▶ _TASK REQUIREMENTS_:
Read the lines below. Copy out any that hold the string "Destination".

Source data
_ _ _ _ _ _ _

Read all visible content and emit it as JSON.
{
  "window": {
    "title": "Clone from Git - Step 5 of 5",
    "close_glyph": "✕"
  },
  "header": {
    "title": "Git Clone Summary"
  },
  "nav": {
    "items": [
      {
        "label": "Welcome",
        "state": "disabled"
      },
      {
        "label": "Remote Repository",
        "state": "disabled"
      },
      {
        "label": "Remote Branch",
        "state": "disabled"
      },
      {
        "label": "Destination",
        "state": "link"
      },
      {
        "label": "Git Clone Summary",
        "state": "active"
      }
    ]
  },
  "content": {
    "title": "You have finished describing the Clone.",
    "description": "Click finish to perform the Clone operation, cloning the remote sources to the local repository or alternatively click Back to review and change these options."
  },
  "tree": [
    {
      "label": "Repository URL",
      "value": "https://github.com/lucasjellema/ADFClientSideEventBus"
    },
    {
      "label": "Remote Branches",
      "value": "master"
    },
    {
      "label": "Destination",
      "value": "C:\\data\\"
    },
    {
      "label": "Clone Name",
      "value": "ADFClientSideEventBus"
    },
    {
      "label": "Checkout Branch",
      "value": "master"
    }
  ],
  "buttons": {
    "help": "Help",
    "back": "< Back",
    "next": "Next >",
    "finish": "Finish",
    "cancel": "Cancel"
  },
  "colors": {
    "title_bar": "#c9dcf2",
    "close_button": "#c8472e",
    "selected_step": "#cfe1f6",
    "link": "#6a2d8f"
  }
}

_ _ _ _ _ _ _

▶ _SOLUTION_:
        "label": "Destination",
      "label": "Destination",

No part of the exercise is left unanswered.